_DESCRIPTION OF THE TASK_
Wherever the string "autem" appears in a line, extract that line.

_PROVIDED ENTRIES_
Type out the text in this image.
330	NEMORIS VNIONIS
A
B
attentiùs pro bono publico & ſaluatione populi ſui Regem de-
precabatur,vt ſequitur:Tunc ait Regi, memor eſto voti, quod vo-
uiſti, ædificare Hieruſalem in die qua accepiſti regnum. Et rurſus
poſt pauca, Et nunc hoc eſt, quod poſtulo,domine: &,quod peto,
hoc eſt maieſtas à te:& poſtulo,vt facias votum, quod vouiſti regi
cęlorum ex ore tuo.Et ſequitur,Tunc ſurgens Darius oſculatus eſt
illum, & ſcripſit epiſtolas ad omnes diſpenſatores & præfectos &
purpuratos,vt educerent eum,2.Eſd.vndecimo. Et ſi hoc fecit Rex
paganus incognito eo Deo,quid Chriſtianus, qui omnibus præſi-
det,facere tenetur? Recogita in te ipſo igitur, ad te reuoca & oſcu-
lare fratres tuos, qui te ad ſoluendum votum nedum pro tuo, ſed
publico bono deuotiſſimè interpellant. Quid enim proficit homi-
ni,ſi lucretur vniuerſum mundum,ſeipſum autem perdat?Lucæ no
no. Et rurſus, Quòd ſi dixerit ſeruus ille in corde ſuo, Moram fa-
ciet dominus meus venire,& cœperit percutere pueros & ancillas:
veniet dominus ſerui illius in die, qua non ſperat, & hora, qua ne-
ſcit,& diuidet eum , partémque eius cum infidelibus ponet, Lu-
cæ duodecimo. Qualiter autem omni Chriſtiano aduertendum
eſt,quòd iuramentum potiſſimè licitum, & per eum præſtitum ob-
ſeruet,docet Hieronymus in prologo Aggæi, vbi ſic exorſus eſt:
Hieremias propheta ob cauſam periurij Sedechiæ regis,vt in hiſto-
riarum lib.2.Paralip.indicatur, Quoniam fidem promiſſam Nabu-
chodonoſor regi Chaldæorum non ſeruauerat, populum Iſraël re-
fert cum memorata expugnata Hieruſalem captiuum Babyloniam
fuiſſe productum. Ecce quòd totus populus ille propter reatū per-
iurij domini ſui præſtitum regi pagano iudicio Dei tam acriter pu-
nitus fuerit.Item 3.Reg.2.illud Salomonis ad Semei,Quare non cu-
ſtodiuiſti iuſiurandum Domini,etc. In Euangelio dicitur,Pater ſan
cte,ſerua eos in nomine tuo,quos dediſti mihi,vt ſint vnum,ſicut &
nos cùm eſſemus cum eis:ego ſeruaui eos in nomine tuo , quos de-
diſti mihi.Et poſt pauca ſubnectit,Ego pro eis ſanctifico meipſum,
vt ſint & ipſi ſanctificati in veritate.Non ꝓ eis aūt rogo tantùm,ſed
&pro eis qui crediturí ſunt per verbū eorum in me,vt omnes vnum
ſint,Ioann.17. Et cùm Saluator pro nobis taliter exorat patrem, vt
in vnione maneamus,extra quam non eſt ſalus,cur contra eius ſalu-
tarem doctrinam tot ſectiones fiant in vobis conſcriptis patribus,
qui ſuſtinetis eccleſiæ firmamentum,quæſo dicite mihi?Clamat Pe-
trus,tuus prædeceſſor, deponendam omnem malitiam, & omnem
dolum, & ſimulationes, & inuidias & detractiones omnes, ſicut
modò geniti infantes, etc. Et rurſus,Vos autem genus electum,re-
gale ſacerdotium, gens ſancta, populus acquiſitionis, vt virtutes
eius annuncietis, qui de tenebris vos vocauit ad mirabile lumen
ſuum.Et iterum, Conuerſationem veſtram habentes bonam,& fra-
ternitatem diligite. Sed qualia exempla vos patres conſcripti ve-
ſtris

_RESULT_
ni,ſi lucretur vniuerſum mundum,ſeipſum autem perdat?Lucæ no
cæ duodecimo. Qualiter autem omni Chriſtiano aduertendum
modò geniti infantes, etc. Et rurſus,Vos autem genus electum,re-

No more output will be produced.